▶ **Given data**
★ ★ ★ ★

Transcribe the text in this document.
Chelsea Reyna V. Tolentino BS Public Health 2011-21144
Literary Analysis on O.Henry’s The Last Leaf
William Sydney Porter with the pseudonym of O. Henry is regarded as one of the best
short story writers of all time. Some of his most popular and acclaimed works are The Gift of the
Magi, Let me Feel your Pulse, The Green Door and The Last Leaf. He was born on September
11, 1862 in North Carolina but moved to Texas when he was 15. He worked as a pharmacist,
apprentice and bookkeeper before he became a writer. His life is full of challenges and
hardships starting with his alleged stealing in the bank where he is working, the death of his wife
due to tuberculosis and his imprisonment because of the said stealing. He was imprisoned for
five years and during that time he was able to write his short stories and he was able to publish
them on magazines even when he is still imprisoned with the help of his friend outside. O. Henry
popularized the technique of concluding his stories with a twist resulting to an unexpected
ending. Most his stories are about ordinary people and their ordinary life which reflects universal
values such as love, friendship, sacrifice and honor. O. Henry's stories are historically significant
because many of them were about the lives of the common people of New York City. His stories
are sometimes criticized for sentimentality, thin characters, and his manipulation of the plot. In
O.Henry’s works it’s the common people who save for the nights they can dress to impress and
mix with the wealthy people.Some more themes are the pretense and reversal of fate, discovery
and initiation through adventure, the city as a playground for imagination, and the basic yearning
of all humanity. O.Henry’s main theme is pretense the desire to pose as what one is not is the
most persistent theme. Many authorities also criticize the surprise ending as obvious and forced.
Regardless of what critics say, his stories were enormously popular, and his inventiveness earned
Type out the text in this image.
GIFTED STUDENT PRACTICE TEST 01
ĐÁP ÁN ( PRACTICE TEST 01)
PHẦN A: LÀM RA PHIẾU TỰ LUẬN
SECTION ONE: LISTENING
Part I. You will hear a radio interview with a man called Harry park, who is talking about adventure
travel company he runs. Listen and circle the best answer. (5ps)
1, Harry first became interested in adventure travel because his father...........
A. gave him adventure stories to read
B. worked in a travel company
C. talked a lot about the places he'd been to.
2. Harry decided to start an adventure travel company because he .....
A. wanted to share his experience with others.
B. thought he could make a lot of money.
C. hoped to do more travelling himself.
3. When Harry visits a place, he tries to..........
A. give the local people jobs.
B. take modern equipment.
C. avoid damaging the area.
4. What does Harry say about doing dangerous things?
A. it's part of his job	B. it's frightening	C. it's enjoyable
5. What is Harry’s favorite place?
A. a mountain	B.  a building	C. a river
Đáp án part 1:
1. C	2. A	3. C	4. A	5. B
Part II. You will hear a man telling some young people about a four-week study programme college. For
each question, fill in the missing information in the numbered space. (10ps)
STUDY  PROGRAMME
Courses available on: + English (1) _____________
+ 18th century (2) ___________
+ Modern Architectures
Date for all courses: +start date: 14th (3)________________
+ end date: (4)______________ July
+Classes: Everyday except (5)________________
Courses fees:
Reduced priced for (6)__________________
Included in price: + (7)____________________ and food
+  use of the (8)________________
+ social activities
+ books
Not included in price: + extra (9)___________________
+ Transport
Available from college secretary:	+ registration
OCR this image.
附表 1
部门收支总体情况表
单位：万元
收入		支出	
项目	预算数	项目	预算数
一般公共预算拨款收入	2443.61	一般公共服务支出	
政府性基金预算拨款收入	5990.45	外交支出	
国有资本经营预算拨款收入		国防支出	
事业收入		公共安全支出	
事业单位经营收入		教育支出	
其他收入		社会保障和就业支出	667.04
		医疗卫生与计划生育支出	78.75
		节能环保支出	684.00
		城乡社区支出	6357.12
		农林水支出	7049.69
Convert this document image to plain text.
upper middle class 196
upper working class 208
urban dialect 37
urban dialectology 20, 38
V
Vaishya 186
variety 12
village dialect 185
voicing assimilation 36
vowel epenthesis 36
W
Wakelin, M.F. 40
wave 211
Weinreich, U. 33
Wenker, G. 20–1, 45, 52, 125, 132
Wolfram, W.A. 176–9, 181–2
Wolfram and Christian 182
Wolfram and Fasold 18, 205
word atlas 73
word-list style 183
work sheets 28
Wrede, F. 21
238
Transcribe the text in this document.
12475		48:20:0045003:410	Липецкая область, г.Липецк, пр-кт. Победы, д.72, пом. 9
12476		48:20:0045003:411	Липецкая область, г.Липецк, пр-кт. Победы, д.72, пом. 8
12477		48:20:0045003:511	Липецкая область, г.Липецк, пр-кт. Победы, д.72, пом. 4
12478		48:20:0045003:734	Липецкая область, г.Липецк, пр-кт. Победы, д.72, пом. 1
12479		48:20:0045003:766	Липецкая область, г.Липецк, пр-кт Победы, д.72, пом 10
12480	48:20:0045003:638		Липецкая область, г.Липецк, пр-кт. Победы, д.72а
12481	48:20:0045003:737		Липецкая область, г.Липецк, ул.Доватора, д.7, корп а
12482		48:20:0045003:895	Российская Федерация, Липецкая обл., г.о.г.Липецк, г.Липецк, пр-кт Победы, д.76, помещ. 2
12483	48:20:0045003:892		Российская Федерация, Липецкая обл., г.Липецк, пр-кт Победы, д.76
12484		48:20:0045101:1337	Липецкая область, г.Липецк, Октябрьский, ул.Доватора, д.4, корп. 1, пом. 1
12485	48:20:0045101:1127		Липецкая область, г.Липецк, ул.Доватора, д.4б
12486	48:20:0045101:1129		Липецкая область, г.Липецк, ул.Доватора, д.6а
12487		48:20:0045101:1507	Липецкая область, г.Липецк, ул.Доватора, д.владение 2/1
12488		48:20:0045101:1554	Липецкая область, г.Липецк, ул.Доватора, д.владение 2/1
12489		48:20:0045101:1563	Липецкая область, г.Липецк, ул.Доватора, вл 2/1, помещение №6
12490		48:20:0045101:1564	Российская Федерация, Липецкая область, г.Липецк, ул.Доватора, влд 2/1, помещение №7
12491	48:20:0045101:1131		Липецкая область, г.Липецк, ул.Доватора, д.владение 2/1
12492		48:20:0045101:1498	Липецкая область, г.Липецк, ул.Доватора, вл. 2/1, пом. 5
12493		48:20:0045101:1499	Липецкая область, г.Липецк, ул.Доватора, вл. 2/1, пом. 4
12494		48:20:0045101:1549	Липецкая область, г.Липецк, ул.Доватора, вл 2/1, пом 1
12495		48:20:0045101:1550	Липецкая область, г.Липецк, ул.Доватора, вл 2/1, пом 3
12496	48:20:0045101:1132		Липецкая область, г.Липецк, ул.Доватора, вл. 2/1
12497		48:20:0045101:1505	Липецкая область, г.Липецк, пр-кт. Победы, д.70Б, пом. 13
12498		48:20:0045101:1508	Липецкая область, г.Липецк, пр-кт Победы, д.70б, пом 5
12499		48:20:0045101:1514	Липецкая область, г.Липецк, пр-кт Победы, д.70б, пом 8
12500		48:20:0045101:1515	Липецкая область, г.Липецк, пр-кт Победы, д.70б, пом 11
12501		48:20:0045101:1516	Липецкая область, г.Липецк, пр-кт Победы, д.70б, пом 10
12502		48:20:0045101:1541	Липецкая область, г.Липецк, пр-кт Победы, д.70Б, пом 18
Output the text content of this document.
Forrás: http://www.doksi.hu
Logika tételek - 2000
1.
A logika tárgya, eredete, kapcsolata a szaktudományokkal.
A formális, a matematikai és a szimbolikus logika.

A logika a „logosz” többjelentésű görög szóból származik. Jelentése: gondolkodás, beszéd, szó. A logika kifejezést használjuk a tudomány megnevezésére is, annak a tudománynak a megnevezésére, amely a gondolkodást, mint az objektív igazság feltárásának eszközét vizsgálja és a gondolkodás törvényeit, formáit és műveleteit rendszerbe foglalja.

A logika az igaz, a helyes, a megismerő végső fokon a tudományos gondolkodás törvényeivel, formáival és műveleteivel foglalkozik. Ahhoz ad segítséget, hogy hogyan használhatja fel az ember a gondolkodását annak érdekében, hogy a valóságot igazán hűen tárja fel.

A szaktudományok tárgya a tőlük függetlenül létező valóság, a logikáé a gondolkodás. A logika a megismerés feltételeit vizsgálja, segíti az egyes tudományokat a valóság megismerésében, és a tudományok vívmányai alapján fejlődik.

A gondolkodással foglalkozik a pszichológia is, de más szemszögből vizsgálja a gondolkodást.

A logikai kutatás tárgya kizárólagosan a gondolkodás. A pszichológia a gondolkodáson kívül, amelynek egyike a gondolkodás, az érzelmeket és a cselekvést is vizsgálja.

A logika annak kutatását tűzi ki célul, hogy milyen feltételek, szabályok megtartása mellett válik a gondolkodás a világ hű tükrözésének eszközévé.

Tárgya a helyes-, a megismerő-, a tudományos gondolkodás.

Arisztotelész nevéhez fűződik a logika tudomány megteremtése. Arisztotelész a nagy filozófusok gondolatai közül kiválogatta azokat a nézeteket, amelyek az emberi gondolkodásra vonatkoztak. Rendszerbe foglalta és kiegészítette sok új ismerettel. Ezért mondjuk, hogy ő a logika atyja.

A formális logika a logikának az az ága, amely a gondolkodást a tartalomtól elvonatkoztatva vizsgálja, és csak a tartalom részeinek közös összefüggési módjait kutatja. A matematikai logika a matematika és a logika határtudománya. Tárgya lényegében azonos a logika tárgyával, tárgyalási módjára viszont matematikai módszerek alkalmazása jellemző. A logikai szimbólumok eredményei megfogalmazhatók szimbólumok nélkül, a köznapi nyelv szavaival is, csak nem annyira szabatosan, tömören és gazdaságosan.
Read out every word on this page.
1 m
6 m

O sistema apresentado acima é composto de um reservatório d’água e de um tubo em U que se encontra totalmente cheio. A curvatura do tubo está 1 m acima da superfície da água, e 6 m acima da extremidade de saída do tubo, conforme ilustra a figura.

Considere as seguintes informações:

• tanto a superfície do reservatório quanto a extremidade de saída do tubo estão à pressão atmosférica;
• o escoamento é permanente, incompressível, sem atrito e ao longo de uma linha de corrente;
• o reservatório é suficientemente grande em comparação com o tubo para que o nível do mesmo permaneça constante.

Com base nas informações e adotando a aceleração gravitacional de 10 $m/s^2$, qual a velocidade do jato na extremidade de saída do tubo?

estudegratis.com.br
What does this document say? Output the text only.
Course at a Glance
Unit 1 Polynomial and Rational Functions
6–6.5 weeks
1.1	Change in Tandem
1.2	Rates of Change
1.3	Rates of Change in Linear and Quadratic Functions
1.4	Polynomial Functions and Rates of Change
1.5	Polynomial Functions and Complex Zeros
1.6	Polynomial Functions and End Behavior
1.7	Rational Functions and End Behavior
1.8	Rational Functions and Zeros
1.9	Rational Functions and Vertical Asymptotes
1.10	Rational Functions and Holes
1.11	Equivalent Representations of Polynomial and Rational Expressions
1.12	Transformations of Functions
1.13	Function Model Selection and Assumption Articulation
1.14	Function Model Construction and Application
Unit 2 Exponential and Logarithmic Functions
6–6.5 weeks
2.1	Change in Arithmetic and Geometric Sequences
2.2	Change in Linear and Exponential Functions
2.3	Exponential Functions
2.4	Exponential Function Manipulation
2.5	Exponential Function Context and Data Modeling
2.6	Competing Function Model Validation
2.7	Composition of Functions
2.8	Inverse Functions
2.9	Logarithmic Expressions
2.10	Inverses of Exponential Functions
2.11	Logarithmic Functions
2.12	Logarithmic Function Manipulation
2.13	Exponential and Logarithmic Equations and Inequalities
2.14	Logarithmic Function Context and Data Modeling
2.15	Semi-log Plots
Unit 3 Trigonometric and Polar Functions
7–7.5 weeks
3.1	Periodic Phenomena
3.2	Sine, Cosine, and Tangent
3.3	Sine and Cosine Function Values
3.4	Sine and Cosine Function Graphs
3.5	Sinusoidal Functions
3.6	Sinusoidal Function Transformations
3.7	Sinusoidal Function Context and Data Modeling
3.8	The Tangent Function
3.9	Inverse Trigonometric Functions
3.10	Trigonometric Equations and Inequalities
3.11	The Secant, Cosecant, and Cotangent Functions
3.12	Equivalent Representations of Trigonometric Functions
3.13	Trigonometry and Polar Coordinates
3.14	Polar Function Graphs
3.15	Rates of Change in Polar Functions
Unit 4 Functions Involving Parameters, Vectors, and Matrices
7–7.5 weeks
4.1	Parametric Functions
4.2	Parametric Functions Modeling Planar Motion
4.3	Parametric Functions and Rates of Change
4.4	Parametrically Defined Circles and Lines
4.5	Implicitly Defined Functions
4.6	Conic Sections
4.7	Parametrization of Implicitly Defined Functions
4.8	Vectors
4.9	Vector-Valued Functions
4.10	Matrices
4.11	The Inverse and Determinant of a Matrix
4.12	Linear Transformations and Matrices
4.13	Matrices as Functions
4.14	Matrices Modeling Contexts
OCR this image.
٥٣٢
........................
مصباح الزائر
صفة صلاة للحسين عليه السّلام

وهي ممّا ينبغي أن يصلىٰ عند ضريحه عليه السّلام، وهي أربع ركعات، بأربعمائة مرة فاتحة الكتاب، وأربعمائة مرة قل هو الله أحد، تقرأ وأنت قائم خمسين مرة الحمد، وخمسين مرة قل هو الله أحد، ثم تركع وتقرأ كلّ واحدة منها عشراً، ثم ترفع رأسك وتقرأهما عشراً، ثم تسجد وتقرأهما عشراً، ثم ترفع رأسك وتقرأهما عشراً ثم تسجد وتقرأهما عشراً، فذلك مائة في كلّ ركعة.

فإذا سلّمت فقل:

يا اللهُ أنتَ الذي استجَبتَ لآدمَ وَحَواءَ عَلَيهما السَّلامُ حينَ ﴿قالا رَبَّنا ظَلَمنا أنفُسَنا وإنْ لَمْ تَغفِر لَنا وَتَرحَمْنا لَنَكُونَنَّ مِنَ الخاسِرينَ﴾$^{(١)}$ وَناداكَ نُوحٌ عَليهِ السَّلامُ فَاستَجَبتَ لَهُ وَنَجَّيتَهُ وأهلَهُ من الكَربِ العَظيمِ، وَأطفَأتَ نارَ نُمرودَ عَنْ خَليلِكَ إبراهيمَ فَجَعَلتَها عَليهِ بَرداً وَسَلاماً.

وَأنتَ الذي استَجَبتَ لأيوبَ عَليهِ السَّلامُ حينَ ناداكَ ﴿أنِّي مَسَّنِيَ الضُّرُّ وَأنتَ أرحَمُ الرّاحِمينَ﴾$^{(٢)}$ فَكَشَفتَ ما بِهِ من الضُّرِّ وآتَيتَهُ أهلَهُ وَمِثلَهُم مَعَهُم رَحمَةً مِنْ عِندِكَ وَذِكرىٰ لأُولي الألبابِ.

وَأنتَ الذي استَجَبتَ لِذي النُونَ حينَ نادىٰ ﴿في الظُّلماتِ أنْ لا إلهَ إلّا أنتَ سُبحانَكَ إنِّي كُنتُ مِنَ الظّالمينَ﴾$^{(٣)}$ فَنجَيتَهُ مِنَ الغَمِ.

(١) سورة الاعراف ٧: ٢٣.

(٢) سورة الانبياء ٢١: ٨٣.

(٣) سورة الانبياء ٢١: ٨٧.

★ ★ ★ ★

▶ **Task directions**
Reproduce every line from the entries that holds the word "document".

▶ **Result**
Transcribe the text in this document.
Convert this document image to plain text.
Transcribe the text in this document.
Output the text content of this document.
What does this document say? Output the text only.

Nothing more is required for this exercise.